**Exercise instructions:**
Find every line of the listing below where "выдвараныя" appears, and copy it.

Extracted records
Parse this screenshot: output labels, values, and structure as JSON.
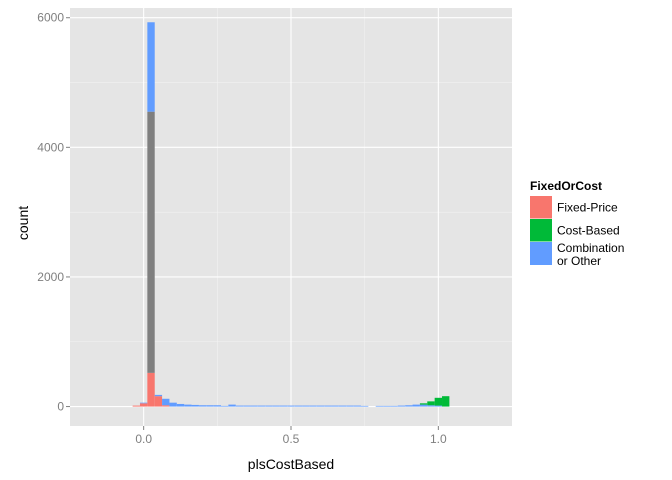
{
  "chart_data": {
    "type": "bar",
    "xlabel": "plsCostBased",
    "ylabel": "count",
    "xlim": [
      -0.25,
      1.25
    ],
    "ylim": [
      -300,
      6150
    ],
    "x_ticks": [
      0.0,
      0.5,
      1.0
    ],
    "x_tick_labels": [
      "0.0",
      "0.5",
      "1.0"
    ],
    "y_ticks": [
      0,
      2000,
      4000,
      6000
    ],
    "y_tick_labels": [
      "0",
      "2000",
      "4000",
      "6000"
    ],
    "binwidth": 0.025,
    "grid": true,
    "stacked": true,
    "legend": {
      "title": "FixedOrCost",
      "position": "right",
      "entries": [
        {
          "key": "fixed",
          "label_lines": [
            "Fixed-Price"
          ],
          "color": "#F8766D"
        },
        {
          "key": "cost",
          "label_lines": [
            "Cost-Based"
          ],
          "color": "#00BA38"
        },
        {
          "key": "combo",
          "label_lines": [
            "Combination",
            "or Other"
          ],
          "color": "#619CFF"
        }
      ]
    },
    "series": [
      {
        "key": "fixed",
        "color": "#F8766D",
        "points": [
          {
            "x": -0.025,
            "y": 15
          },
          {
            "x": 0.0,
            "y": 50
          },
          {
            "x": 0.025,
            "y": 520
          },
          {
            "x": 0.05,
            "y": 160
          },
          {
            "x": 0.075,
            "y": 20
          }
        ]
      },
      {
        "key": "na",
        "color": "#7F7F7F",
        "points": [
          {
            "x": 0.025,
            "y": 4030
          }
        ]
      },
      {
        "key": "combo",
        "color": "#619CFF",
        "points": [
          {
            "x": 0.0,
            "y": 10
          },
          {
            "x": 0.025,
            "y": 1380
          },
          {
            "x": 0.05,
            "y": 20
          },
          {
            "x": 0.075,
            "y": 100
          },
          {
            "x": 0.1,
            "y": 60
          },
          {
            "x": 0.125,
            "y": 40
          },
          {
            "x": 0.15,
            "y": 30
          },
          {
            "x": 0.175,
            "y": 25
          },
          {
            "x": 0.2,
            "y": 20
          },
          {
            "x": 0.225,
            "y": 20
          },
          {
            "x": 0.25,
            "y": 20
          },
          {
            "x": 0.275,
            "y": 10
          },
          {
            "x": 0.3,
            "y": 30
          },
          {
            "x": 0.325,
            "y": 15
          },
          {
            "x": 0.35,
            "y": 15
          },
          {
            "x": 0.375,
            "y": 15
          },
          {
            "x": 0.4,
            "y": 15
          },
          {
            "x": 0.425,
            "y": 15
          },
          {
            "x": 0.45,
            "y": 15
          },
          {
            "x": 0.475,
            "y": 15
          },
          {
            "x": 0.5,
            "y": 15
          },
          {
            "x": 0.525,
            "y": 15
          },
          {
            "x": 0.55,
            "y": 15
          },
          {
            "x": 0.575,
            "y": 15
          },
          {
            "x": 0.6,
            "y": 15
          },
          {
            "x": 0.625,
            "y": 15
          },
          {
            "x": 0.65,
            "y": 15
          },
          {
            "x": 0.675,
            "y": 15
          },
          {
            "x": 0.7,
            "y": 15
          },
          {
            "x": 0.725,
            "y": 15
          },
          {
            "x": 0.75,
            "y": 10
          },
          {
            "x": 0.8,
            "y": 10
          },
          {
            "x": 0.825,
            "y": 10
          },
          {
            "x": 0.85,
            "y": 10
          },
          {
            "x": 0.875,
            "y": 15
          },
          {
            "x": 0.9,
            "y": 20
          },
          {
            "x": 0.925,
            "y": 30
          },
          {
            "x": 0.95,
            "y": 30
          },
          {
            "x": 0.975,
            "y": 20
          },
          {
            "x": 1.0,
            "y": 15
          }
        ]
      },
      {
        "key": "cost",
        "color": "#00BA38",
        "points": [
          {
            "x": 0.95,
            "y": 20
          },
          {
            "x": 0.975,
            "y": 60
          },
          {
            "x": 1.0,
            "y": 120
          },
          {
            "x": 1.025,
            "y": 160
          }
        ]
      }
    ]
  }
}
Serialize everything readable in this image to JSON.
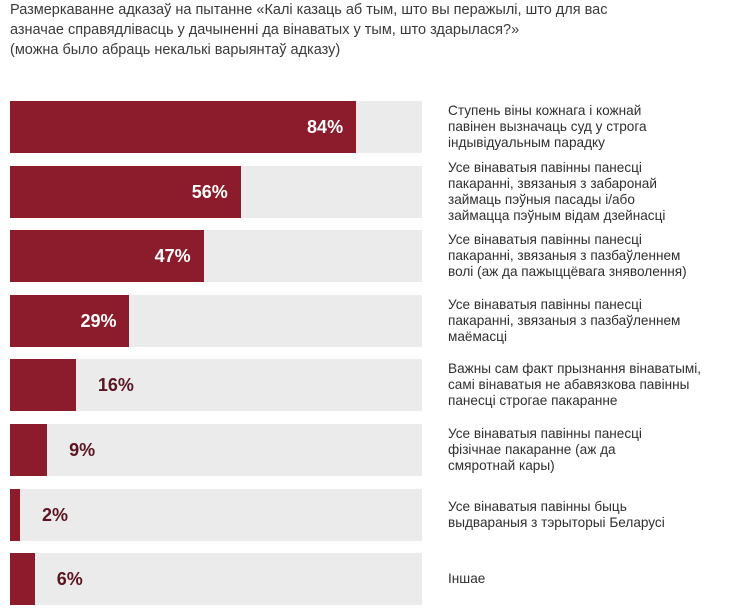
{
  "title": {
    "line1": "Размеркаванне адказаў на пытанне «Калі казаць аб тым, што вы перажылі, што для вас",
    "line2": "азначае справядлівасць у дачыненні да вінаватых у тым, што здарылася?»",
    "line3": "(можна было абраць некалькі варыянтаў адказу)"
  },
  "colors": {
    "bar": "#8c1c2b",
    "track": "#ebebeb",
    "value_outside": "#5a1520"
  },
  "chart_data": {
    "type": "bar",
    "orientation": "horizontal",
    "xlim": [
      0,
      100
    ],
    "grid": false,
    "categories": [
      "Ступень віны кожнага і кожнай павінен вызначаць суд у строга індывідуальным парадку",
      "Усе вінаватыя павінны панесці пакаранні, звязаныя з забаронай займаць пэўныя пасады і/або займацца пэўным відам дзейнасці",
      "Усе вінаватыя павінны панесці пакаранні, звязаныя з пазбаўленнем волі (аж да пажыццёвага зняволення)",
      "Усе вінаватыя павінны панесці пакаранні, звязаныя з пазбаўленнем маёмасці",
      "Важны сам факт прызнання вінаватымі, самі вінаватыя не абавязкова павінны панесці строгае пакаранне",
      "Усе вінаватыя павінны панесці фізічнае пакаранне (аж да смяротнай кары)",
      "Усе вінаватыя павінны быць выдвараныя з тэрыторыі Беларусі",
      "Іншае"
    ],
    "values": [
      84,
      56,
      47,
      29,
      16,
      9,
      2,
      6
    ],
    "value_labels": [
      "84%",
      "56%",
      "47%",
      "29%",
      "16%",
      "9%",
      "2%",
      "6%"
    ],
    "label_lines": [
      [
        "Ступень віны кожнага і кожнай",
        "павінен вызначаць суд у строга",
        "індывідуальным парадку"
      ],
      [
        "Усе вінаватыя павінны панесці",
        "пакаранні, звязаныя з забаронай",
        "займаць пэўныя пасады і/або",
        "займацца пэўным відам дзейнасці"
      ],
      [
        "Усе вінаватыя павінны панесці",
        "пакаранні, звязаныя з пазбаўленнем",
        "волі (аж да пажыццёвага зняволення)"
      ],
      [
        "Усе вінаватыя павінны панесці",
        "пакаранні, звязаныя з пазбаўленнем",
        "маёмасці"
      ],
      [
        "Важны сам факт прызнання вінаватымі,",
        "самі вінаватыя не абавязкова павінны",
        "панесці строгае пакаранне"
      ],
      [
        "Усе вінаватыя павінны панесці",
        "фізічнае пакаранне (аж да",
        "смяротнай кары)"
      ],
      [
        "Усе вінаватыя павінны быць",
        "выдвараныя з тэрыторыі Беларусі"
      ],
      [
        "Іншае"
      ]
    ]
  }
}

**Worked answer:**
      "Усе вінаватыя павінны быць выдвараныя з тэрыторыі Беларусі",
        "выдвараныя з тэрыторыі Беларусі"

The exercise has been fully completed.